- **Task instructions**: Go through the entries below and print each one exactly, leaving out pictures.

- **Supplied entries**:
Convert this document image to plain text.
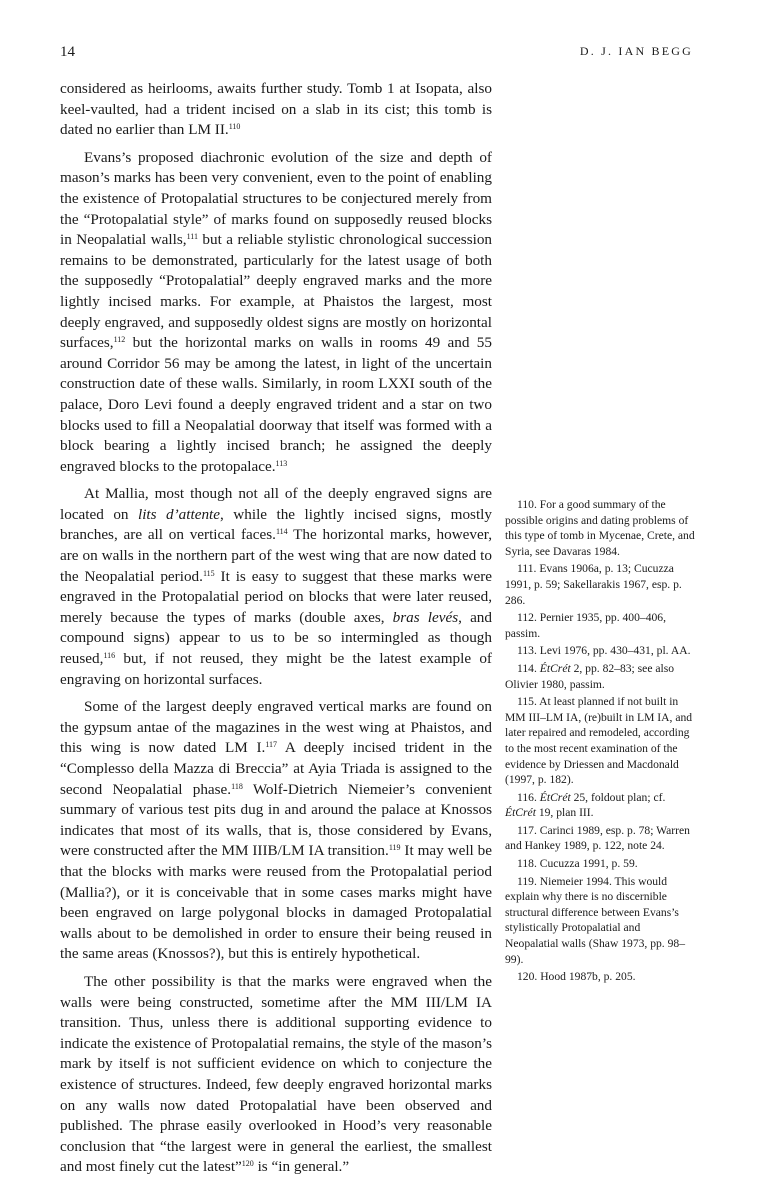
14	D. J. IAN BEGG

considered as heirlooms, awaits further study. Tomb 1 at Isopata, also keel-vaulted, had a trident incised on a slab in its cist; this tomb is dated no earlier than LM II.$^{110}$

Evans’s proposed diachronic evolution of the size and depth of mason’s marks has been very convenient, even to the point of enabling the existence of Protopalatial structures to be conjectured merely from the “Protopalatial style” of marks found on supposedly reused blocks in Neopalatial walls,$^{111}$ but a reliable stylistic chronological succession remains to be demonstrated, particularly for the latest usage of both the supposedly “Protopalatial” deeply engraved marks and the more lightly incised marks. For example, at Phaistos the largest, most deeply engraved, and supposedly oldest signs are mostly on horizontal surfaces,$^{112}$ but the horizontal marks on walls in rooms 49 and 55 around Corridor 56 may be among the latest, in light of the uncertain construction date of these walls. Similarly, in room LXXI south of the palace, Doro Levi found a deeply engraved trident and a star on two blocks used to fill a Neopalatial doorway that itself was formed with a block bearing a lightly incised branch; he assigned the deeply engraved blocks to the protopalace.$^{113}$

At Mallia, most though not all of the deeply engraved signs are located on lits d’attente, while the lightly incised signs, mostly branches, are all on vertical faces.$^{114}$ The horizontal marks, however, are on walls in the northern part of the west wing that are now dated to the Neopalatial period.$^{115}$ It is easy to suggest that these marks were engraved in the Protopalatial period on blocks that were later reused, merely because the types of marks (double axes, bras levés, and compound signs) appear to us to be so intermingled as though reused,$^{116}$ but, if not reused, they might be the latest example of engraving on horizontal surfaces.

Some of the largest deeply engraved vertical marks are found on the gypsum antae of the magazines in the west wing at Phaistos, and this wing is now dated LM I.$^{117}$ A deeply incised trident in the “Complesso della Mazza di Breccia” at Ayia Triada is assigned to the second Neopalatial phase.$^{118}$ Wolf-Dietrich Niemeier’s convenient summary of various test pits dug in and around the palace at Knossos indicates that most of its walls, that is, those considered by Evans, were constructed after the MM IIIB/LM IA transition.$^{119}$ It may well be that the blocks with marks were reused from the Protopalatial period (Mallia?), or it is conceivable that in some cases marks might have been engraved on large polygonal blocks in damaged Protopalatial walls about to be demolished in order to ensure their being reused in the same areas (Knossos?), but this is entirely hypothetical.

The other possibility is that the marks were engraved when the walls were being constructed, sometime after the MM III/LM IA transition. Thus, unless there is additional supporting evidence to indicate the existence of Protopalatial remains, the style of the mason’s mark by itself is not sufficient evidence on which to conjecture the existence of structures. Indeed, few deeply engraved horizontal marks on any walls now dated Protopalatial have been observed and published. The phrase easily overlooked in Hood’s very reasonable conclusion that “the largest were in general the earliest, the smallest and most finely cut the latest”$^{120}$ is “in general.”

110. For a good summary of the possible origins and dating problems of this type of tomb in Mycenae, Crete, and Syria, see Davaras 1984.

111. Evans 1906a, p. 13; Cucuzza 1991, p. 59; Sakellarakis 1967, esp. p. 286.

112. Pernier 1935, pp. 400–406, passim.

113. Levi 1976, pp. 430–431, pl. AA.

114. ÉtCrét 2, pp. 82–83; see also Olivier 1980, passim.

115. At least planned if not built in MM III–LM IA, (re)built in LM IA, and later repaired and remodeled, according to the most recent examination of the evidence by Driessen and Macdonald (1997, p. 182).

116. ÉtCrét 25, foldout plan; cf. ÉtCrét 19, plan III.

117. Carinci 1989, esp. p. 78; Warren and Hankey 1989, p. 122, note 24.

118. Cucuzza 1991, p. 59.

119. Niemeier 1994. This would explain why there is no discernible structural difference between Evans’s stylistically Protopalatial and Neopalatial walls (Shaw 1973, pp. 98–99).

120. Hood 1987b, p. 205.
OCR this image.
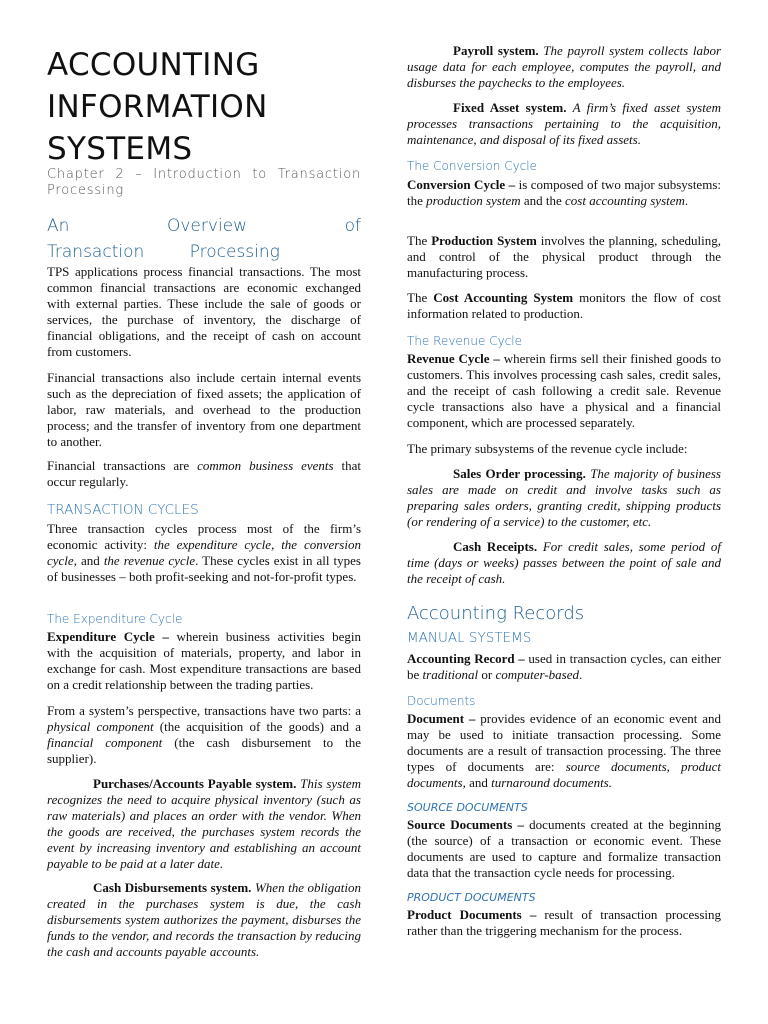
ACCOUNTING
INFORMATION
SYSTEMS
Chapter 2 – Introduction to Transaction Processing
An Overview of Transaction Processing
TPS applications process financial transactions. The most common financial transactions are economic exchanged with external parties. These include the sale of goods or services, the purchase of inventory, the discharge of financial obligations, and the receipt of cash on account from customers.
Financial transactions also include certain internal events such as the depreciation of fixed assets; the application of labor, raw materials, and overhead to the production process; and the transfer of inventory from one department to another.
Financial transactions are common business events that occur regularly.
TRANSACTION CYCLES
Three transaction cycles process most of the firm’s economic activity: the expenditure cycle, the conversion cycle, and the revenue cycle. These cycles exist in all types of businesses – both profit-seeking and not-for-profit types.
The Expenditure Cycle
Expenditure Cycle – wherein business activities begin with the acquisition of materials, property, and labor in exchange for cash. Most expenditure transactions are based on a credit relationship between the trading parties.
From a system’s perspective, transactions have two parts: a physical component (the acquisition of the goods) and a financial component (the cash disbursement to the supplier).
Purchases/Accounts Payable system. This system recognizes the need to acquire physical inventory (such as raw materials) and places an order with the vendor. When the goods are received, the purchases system records the event by increasing inventory and establishing an account payable to be paid at a later date.
Cash Disbursements system. When the obligation created in the purchases system is due, the cash disbursements system authorizes the payment, disburses the funds to the vendor, and records the transaction by reducing the cash and accounts payable accounts.
Payroll system. The payroll system collects labor usage data for each employee, computes the payroll, and disburses the paychecks to the employees.
Fixed Asset system. A firm’s fixed asset system processes transactions pertaining to the acquisition, maintenance, and disposal of its fixed assets.
The Conversion Cycle
Conversion Cycle – is composed of two major subsystems: the production system and the cost accounting system.
The Production System involves the planning, scheduling, and control of the physical product through the manufacturing process.
The Cost Accounting System monitors the flow of cost information related to production.
The Revenue Cycle
Revenue Cycle – wherein firms sell their finished goods to customers. This involves processing cash sales, credit sales, and the receipt of cash following a credit sale. Revenue cycle transactions also have a physical and a financial component, which are processed separately.
The primary subsystems of the revenue cycle include:
Sales Order processing. The majority of business sales are made on credit and involve tasks such as preparing sales orders, granting credit, shipping products (or rendering of a service) to the customer, etc.
Cash Receipts. For credit sales, some period of time (days or weeks) passes between the point of sale and the receipt of cash.
Accounting Records
MANUAL SYSTEMS
Accounting Record – used in transaction cycles, can either be traditional or computer-based.
Documents
Document – provides evidence of an economic event and may be used to initiate transaction processing. Some documents are a result of transaction processing. The three types of documents are: source documents, product documents, and turnaround documents.
SOURCE DOCUMENTS
Source Documents – documents created at the beginning (the source) of a transaction or economic event. These documents are used to capture and formalize transaction data that the transaction cycle needs for processing.
PRODUCT DOCUMENTS
Product Documents – result of transaction processing rather than the triggering mechanism for the process.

- **Complete response**:
Convert this document image to plain text.
14	D. J. IAN BEGG

considered as heirlooms, awaits further study. Tomb 1 at Isopata, also keel-vaulted, had a trident incised on a slab in its cist; this tomb is dated no earlier than LM II.$^{110}$

Evans’s proposed diachronic evolution of the size and depth of mason’s marks has been very convenient, even to the point of enabling the existence of Protopalatial structures to be conjectured merely from the “Protopalatial style” of marks found on supposedly reused blocks in Neopalatial walls,$^{111}$ but a reliable stylistic chronological succession remains to be demonstrated, particularly for the latest usage of both the supposedly “Protopalatial” deeply engraved marks and the more lightly incised marks. For example, at Phaistos the largest, most deeply engraved, and supposedly oldest signs are mostly on horizontal surfaces,$^{112}$ but the horizontal marks on walls in rooms 49 and 55 around Corridor 56 may be among the latest, in light of the uncertain construction date of these walls. Similarly, in room LXXI south of the palace, Doro Levi found a deeply engraved trident and a star on two blocks used to fill a Neopalatial doorway that itself was formed with a block bearing a lightly incised branch; he assigned the deeply engraved blocks to the protopalace.$^{113}$

At Mallia, most though not all of the deeply engraved signs are located on lits d’attente, while the lightly incised signs, mostly branches, are all on vertical faces.$^{114}$ The horizontal marks, however, are on walls in the northern part of the west wing that are now dated to the Neopalatial period.$^{115}$ It is easy to suggest that these marks were engraved in the Protopalatial period on blocks that were later reused, merely because the types of marks (double axes, bras levés, and compound signs) appear to us to be so intermingled as though reused,$^{116}$ but, if not reused, they might be the latest example of engraving on horizontal surfaces.

Some of the largest deeply engraved vertical marks are found on the gypsum antae of the magazines in the west wing at Phaistos, and this wing is now dated LM I.$^{117}$ A deeply incised trident in the “Complesso della Mazza di Breccia” at Ayia Triada is assigned to the second Neopalatial phase.$^{118}$ Wolf-Dietrich Niemeier’s convenient summary of various test pits dug in and around the palace at Knossos indicates that most of its walls, that is, those considered by Evans, were constructed after the MM IIIB/LM IA transition.$^{119}$ It may well be that the blocks with marks were reused from the Protopalatial period (Mallia?), or it is conceivable that in some cases marks might have been engraved on large polygonal blocks in damaged Protopalatial walls about to be demolished in order to ensure their being reused in the same areas (Knossos?), but this is entirely hypothetical.

The other possibility is that the marks were engraved when the walls were being constructed, sometime after the MM III/LM IA transition. Thus, unless there is additional supporting evidence to indicate the existence of Protopalatial remains, the style of the mason’s mark by itself is not sufficient evidence on which to conjecture the existence of structures. Indeed, few deeply engraved horizontal marks on any walls now dated Protopalatial have been observed and published. The phrase easily overlooked in Hood’s very reasonable conclusion that “the largest were in general the earliest, the smallest and most finely cut the latest”$^{120}$ is “in general.”

110. For a good summary of the possible origins and dating problems of this type of tomb in Mycenae, Crete, and Syria, see Davaras 1984.

111. Evans 1906a, p. 13; Cucuzza 1991, p. 59; Sakellarakis 1967, esp. p. 286.

112. Pernier 1935, pp. 400–406, passim.

113. Levi 1976, pp. 430–431, pl. AA.

114. ÉtCrét 2, pp. 82–83; see also Olivier 1980, passim.

115. At least planned if not built in MM III–LM IA, (re)built in LM IA, and later repaired and remodeled, according to the most recent examination of the evidence by Driessen and Macdonald (1997, p. 182).

116. ÉtCrét 25, foldout plan; cf. ÉtCrét 19, plan III.

117. Carinci 1989, esp. p. 78; Warren and Hankey 1989, p. 122, note 24.

118. Cucuzza 1991, p. 59.

119. Niemeier 1994. This would explain why there is no discernible structural difference between Evans’s stylistically Protopalatial and Neopalatial walls (Shaw 1973, pp. 98–99).

120. Hood 1987b, p. 205.
OCR this image.
ACCOUNTING
INFORMATION
SYSTEMS
Chapter 2 – Introduction to Transaction Processing
An Overview of Transaction Processing
TPS applications process financial transactions. The most common financial transactions are economic exchanged with external parties. These include the sale of goods or services, the purchase of inventory, the discharge of financial obligations, and the receipt of cash on account from customers.
Financial transactions also include certain internal events such as the depreciation of fixed assets; the application of labor, raw materials, and overhead to the production process; and the transfer of inventory from one department to another.
Financial transactions are common business events that occur regularly.
TRANSACTION CYCLES
Three transaction cycles process most of the firm’s economic activity: the expenditure cycle, the conversion cycle, and the revenue cycle. These cycles exist in all types of businesses – both profit-seeking and not-for-profit types.
The Expenditure Cycle
Expenditure Cycle – wherein business activities begin with the acquisition of materials, property, and labor in exchange for cash. Most expenditure transactions are based on a credit relationship between the trading parties.
From a system’s perspective, transactions have two parts: a physical component (the acquisition of the goods) and a financial component (the cash disbursement to the supplier).
Purchases/Accounts Payable system. This system recognizes the need to acquire physical inventory (such as raw materials) and places an order with the vendor. When the goods are received, the purchases system records the event by increasing inventory and establishing an account payable to be paid at a later date.
Cash Disbursements system. When the obligation created in the purchases system is due, the cash disbursements system authorizes the payment, disburses the funds to the vendor, and records the transaction by reducing the cash and accounts payable accounts.
Payroll system. The payroll system collects labor usage data for each employee, computes the payroll, and disburses the paychecks to the employees.
Fixed Asset system. A firm’s fixed asset system processes transactions pertaining to the acquisition, maintenance, and disposal of its fixed assets.
The Conversion Cycle
Conversion Cycle – is composed of two major subsystems: the production system and the cost accounting system.
The Production System involves the planning, scheduling, and control of the physical product through the manufacturing process.
The Cost Accounting System monitors the flow of cost information related to production.
The Revenue Cycle
Revenue Cycle – wherein firms sell their finished goods to customers. This involves processing cash sales, credit sales, and the receipt of cash following a credit sale. Revenue cycle transactions also have a physical and a financial component, which are processed separately.
The primary subsystems of the revenue cycle include:
Sales Order processing. The majority of business sales are made on credit and involve tasks such as preparing sales orders, granting credit, shipping products (or rendering of a service) to the customer, etc.
Cash Receipts. For credit sales, some period of time (days or weeks) passes between the point of sale and the receipt of cash.
Accounting Records
MANUAL SYSTEMS
Accounting Record – used in transaction cycles, can either be traditional or computer-based.
Documents
Document – provides evidence of an economic event and may be used to initiate transaction processing. Some documents are a result of transaction processing. The three types of documents are: source documents, product documents, and turnaround documents.
SOURCE DOCUMENTS
Source Documents – documents created at the beginning (the source) of a transaction or economic event. These documents are used to capture and formalize transaction data that the transaction cycle needs for processing.
PRODUCT DOCUMENTS
Product Documents – result of transaction processing rather than the triggering mechanism for the process.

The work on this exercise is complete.